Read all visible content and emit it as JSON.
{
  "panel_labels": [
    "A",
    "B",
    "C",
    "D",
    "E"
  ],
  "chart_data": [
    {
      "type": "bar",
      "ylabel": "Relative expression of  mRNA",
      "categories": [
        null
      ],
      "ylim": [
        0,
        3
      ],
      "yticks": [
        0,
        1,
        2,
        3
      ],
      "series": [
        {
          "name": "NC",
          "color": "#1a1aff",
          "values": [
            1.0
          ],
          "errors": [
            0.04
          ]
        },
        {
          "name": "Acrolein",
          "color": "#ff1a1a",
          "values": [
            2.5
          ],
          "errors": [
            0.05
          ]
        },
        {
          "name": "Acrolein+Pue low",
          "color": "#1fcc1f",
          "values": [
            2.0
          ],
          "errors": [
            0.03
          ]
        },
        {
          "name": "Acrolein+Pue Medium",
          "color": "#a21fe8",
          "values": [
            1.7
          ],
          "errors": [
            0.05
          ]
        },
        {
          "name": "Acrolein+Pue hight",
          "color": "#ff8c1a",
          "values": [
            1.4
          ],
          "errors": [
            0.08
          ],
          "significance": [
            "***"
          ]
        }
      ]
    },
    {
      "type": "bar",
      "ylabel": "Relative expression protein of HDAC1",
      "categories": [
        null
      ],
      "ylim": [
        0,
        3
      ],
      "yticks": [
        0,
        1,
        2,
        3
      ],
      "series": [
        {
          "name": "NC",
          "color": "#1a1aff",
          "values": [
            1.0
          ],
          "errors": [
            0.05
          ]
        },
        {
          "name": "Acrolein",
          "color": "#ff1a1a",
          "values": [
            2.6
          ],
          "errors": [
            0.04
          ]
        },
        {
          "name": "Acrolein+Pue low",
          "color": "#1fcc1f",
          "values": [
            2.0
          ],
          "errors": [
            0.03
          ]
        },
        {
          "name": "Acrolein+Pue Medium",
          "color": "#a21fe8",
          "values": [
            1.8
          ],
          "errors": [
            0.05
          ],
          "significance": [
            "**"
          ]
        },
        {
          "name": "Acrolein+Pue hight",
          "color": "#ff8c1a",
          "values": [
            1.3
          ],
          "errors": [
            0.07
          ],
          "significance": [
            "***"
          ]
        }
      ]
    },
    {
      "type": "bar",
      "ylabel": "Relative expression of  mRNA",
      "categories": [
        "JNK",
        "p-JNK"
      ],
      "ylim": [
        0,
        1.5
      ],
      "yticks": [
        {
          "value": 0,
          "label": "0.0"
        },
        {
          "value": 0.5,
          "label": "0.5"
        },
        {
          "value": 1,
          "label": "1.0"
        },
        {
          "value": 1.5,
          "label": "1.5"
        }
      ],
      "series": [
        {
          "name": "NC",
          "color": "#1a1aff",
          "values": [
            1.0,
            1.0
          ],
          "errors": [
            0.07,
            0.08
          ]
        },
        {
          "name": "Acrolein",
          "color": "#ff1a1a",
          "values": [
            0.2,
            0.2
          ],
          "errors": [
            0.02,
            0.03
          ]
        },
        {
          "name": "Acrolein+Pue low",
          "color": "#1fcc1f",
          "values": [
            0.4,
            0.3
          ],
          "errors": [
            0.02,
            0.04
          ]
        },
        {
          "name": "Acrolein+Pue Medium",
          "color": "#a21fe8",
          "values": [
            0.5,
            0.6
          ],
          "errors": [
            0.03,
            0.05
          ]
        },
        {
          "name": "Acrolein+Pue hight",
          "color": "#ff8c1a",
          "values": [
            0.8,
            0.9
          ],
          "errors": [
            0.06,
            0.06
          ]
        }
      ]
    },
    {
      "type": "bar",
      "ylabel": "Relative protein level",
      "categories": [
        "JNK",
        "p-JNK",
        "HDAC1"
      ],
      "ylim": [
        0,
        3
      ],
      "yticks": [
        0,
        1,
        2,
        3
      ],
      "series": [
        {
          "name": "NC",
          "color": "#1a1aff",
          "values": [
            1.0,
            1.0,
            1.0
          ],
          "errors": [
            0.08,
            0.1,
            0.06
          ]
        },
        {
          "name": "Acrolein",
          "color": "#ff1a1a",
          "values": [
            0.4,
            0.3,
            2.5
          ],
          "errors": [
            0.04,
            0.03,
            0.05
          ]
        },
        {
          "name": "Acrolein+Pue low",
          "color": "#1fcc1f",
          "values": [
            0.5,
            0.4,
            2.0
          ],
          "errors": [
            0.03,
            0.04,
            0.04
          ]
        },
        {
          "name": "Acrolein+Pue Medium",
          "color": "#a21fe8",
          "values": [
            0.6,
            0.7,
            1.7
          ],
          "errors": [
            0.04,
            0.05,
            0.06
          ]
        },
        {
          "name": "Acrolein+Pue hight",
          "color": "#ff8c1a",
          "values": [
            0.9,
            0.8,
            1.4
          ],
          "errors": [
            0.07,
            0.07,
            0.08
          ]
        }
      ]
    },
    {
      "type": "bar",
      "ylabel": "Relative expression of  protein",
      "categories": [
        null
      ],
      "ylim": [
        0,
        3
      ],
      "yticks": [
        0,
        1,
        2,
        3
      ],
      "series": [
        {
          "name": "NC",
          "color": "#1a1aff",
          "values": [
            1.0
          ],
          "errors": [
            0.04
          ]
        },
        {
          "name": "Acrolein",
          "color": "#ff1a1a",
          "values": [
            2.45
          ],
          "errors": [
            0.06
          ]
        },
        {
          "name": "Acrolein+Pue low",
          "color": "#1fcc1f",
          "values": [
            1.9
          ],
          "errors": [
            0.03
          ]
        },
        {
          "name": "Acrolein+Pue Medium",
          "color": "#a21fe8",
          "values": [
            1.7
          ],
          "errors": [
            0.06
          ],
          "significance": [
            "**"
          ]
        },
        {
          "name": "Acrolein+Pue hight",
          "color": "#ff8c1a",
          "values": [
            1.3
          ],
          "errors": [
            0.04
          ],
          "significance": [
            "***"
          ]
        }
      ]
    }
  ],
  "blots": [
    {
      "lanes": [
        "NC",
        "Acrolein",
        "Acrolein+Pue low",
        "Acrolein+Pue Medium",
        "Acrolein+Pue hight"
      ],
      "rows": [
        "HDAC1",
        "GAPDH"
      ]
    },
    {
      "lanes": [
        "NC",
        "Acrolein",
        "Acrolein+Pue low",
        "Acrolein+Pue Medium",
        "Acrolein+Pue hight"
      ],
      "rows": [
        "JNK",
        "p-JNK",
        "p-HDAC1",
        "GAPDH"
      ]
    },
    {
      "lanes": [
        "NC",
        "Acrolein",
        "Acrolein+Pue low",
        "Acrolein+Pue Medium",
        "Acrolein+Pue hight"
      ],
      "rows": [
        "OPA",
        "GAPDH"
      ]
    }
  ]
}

————

**WHAT IS EXPECTED**
In the entries above, which lines hold the string "expression"? Report all of them.

**TASK RESULT**
      "ylabel": "Relative expression of  mRNA",
      "ylabel": "Relative expression protein of HDAC1",
      "ylabel": "Relative expression of  mRNA",
      "ylabel": "Relative expression of  protein",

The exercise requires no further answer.